**Exercise brief:** Only the lines from the one with "Give me a plain-text" through the last belong in the output; print them exactly as given below.

(Page content transcription data)

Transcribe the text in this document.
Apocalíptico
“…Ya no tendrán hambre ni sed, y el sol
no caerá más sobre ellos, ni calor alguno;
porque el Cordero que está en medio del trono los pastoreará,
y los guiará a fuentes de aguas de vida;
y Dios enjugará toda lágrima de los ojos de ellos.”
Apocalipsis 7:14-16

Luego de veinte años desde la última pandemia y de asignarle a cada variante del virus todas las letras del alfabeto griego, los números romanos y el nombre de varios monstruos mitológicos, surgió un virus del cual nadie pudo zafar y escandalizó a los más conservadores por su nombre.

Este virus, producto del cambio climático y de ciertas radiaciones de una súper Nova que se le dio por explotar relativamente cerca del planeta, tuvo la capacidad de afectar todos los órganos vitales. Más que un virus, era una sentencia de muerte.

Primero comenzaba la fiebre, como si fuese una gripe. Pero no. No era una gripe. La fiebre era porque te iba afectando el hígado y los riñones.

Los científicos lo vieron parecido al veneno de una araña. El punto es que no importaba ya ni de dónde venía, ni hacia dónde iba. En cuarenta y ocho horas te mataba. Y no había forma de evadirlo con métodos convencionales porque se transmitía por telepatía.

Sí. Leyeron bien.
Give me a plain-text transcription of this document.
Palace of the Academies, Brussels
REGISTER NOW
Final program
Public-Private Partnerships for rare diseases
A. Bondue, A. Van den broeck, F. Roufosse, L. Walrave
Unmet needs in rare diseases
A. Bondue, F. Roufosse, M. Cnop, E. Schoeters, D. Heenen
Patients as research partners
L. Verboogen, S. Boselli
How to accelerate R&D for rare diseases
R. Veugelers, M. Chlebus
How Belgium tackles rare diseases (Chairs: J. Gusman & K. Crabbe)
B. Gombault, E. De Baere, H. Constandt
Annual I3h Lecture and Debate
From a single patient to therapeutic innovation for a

**Written solution:**
Give me a plain-text transcription of this document.
Palace of the Academies, Brussels
REGISTER NOW
Final program
Public-Private Partnerships for rare diseases
A. Bondue, A. Van den broeck, F. Roufosse, L. Walrave
Unmet needs in rare diseases
A. Bondue, F. Roufosse, M. Cnop, E. Schoeters, D. Heenen
Patients as research partners
L. Verboogen, S. Boselli
How to accelerate R&D for rare diseases
R. Veugelers, M. Chlebus
How Belgium tackles rare diseases (Chairs: J. Gusman & K. Crabbe)
B. Gombault, E. De Baere, H. Constandt
Annual I3h Lecture and Debate
From a single patient to therapeutic innovation for a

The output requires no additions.